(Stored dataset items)
###

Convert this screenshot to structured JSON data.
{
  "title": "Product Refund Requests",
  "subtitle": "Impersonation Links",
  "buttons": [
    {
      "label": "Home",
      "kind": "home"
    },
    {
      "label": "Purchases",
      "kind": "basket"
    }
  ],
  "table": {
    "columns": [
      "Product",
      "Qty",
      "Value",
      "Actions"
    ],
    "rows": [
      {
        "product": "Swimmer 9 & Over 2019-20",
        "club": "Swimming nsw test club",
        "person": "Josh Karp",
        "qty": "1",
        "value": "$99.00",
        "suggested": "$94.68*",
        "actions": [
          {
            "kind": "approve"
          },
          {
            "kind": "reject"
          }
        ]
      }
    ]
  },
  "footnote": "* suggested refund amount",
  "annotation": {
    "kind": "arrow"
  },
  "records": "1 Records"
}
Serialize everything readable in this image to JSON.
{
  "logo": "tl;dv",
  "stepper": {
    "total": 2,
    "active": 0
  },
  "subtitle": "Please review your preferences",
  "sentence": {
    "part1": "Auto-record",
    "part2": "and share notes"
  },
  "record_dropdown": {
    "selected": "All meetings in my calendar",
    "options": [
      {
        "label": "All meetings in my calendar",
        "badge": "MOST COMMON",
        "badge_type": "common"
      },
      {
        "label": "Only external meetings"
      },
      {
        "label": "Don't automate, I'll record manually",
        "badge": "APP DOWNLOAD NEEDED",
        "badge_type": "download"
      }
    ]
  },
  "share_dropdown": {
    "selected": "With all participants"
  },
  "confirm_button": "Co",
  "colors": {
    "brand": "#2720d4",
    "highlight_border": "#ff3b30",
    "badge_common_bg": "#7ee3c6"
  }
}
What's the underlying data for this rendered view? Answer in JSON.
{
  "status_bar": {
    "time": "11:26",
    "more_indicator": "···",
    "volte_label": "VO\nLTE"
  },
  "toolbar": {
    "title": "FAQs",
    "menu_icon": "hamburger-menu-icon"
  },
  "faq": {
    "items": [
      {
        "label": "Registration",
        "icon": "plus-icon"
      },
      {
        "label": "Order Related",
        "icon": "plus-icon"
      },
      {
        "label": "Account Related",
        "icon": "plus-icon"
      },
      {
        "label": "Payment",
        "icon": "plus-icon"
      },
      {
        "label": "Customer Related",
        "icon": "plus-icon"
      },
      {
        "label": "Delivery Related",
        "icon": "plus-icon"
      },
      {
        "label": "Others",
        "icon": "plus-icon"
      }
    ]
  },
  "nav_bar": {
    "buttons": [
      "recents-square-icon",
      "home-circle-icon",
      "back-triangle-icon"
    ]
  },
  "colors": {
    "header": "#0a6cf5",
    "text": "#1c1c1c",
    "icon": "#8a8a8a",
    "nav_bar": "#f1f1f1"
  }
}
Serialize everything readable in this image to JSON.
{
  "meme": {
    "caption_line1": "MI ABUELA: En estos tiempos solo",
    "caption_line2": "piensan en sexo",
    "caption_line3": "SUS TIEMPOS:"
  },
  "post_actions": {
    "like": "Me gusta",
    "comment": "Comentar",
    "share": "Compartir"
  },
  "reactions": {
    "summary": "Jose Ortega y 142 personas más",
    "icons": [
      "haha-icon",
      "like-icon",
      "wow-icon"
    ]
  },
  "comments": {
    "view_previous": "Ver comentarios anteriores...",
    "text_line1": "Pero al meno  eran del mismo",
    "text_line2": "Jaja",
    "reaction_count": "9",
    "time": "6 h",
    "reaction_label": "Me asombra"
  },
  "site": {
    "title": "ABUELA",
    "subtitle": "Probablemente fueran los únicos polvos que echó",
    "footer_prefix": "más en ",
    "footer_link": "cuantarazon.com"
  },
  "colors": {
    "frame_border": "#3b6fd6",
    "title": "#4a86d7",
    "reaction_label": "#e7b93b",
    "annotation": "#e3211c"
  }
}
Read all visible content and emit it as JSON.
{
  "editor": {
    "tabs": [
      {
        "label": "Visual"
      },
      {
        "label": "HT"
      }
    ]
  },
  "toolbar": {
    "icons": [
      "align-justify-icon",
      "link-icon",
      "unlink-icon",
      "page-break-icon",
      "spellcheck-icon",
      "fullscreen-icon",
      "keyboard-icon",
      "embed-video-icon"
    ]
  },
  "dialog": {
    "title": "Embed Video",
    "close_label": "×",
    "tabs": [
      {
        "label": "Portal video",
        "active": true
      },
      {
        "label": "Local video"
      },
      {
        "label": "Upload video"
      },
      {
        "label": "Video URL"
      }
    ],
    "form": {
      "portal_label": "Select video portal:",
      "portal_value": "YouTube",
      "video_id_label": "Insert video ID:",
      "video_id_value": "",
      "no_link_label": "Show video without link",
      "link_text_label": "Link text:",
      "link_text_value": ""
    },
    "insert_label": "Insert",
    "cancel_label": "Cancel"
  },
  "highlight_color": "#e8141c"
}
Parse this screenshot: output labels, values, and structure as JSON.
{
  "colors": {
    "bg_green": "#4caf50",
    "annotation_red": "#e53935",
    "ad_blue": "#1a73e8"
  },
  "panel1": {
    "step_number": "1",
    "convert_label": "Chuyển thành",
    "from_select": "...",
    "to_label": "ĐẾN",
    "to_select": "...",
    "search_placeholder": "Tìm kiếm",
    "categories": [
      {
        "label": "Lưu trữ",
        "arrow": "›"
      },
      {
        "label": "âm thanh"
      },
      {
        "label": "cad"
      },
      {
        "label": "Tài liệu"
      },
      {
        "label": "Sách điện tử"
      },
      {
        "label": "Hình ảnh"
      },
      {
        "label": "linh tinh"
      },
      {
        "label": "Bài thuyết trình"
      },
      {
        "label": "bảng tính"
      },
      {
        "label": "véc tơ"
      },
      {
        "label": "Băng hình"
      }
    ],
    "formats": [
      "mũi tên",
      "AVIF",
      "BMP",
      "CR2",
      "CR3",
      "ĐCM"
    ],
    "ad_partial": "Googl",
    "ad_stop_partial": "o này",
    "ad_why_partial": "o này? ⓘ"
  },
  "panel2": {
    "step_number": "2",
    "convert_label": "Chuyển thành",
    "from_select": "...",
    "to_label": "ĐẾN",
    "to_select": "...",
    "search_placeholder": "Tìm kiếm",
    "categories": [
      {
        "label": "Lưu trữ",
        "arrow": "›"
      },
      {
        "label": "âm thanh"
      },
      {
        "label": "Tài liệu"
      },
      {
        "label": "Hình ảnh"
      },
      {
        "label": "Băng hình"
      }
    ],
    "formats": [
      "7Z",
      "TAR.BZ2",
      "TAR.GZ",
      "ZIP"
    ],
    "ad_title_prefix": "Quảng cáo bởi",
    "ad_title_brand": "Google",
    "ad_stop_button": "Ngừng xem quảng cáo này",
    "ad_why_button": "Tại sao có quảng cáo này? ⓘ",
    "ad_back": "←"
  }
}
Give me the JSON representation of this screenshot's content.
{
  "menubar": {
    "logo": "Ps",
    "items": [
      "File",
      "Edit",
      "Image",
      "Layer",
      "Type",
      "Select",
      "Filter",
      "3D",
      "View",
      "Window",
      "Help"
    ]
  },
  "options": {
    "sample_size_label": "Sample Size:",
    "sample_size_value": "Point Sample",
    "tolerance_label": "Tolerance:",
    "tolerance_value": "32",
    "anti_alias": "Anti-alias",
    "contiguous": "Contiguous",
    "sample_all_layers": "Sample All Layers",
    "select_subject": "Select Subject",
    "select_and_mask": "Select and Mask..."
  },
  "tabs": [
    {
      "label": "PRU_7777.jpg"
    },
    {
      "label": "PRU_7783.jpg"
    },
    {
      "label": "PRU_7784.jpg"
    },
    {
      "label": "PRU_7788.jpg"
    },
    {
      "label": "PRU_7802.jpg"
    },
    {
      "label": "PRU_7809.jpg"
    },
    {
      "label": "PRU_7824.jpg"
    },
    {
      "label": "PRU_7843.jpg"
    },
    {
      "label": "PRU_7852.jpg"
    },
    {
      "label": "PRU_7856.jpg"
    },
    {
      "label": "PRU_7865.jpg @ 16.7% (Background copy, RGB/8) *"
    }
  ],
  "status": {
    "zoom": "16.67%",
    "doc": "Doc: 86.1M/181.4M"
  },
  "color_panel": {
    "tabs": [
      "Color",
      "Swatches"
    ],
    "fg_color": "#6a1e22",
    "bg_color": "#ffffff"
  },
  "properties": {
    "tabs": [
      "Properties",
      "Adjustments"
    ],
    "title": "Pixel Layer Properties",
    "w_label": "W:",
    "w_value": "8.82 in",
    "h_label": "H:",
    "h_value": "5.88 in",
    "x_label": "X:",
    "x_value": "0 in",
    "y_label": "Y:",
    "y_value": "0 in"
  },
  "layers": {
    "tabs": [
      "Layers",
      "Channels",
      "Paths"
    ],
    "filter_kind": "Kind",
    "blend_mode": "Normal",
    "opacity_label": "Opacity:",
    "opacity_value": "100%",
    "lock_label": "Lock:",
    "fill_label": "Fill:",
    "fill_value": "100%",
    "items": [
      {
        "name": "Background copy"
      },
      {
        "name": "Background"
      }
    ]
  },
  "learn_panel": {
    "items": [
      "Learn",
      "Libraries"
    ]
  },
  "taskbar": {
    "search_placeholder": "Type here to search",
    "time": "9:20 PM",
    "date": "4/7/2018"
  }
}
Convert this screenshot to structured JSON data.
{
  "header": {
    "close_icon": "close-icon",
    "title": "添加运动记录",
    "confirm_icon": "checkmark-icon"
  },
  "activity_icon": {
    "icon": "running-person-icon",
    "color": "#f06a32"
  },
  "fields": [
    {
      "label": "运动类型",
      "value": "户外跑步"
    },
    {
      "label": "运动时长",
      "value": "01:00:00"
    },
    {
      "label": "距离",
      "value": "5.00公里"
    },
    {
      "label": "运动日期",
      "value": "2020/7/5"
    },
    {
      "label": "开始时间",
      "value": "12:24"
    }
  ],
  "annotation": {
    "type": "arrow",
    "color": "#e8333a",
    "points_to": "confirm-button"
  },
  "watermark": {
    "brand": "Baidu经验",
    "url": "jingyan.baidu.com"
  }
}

###

Your goal: Compute the number of lines above that contain the string "name". Reply with that value only.

Answer to the problem: 2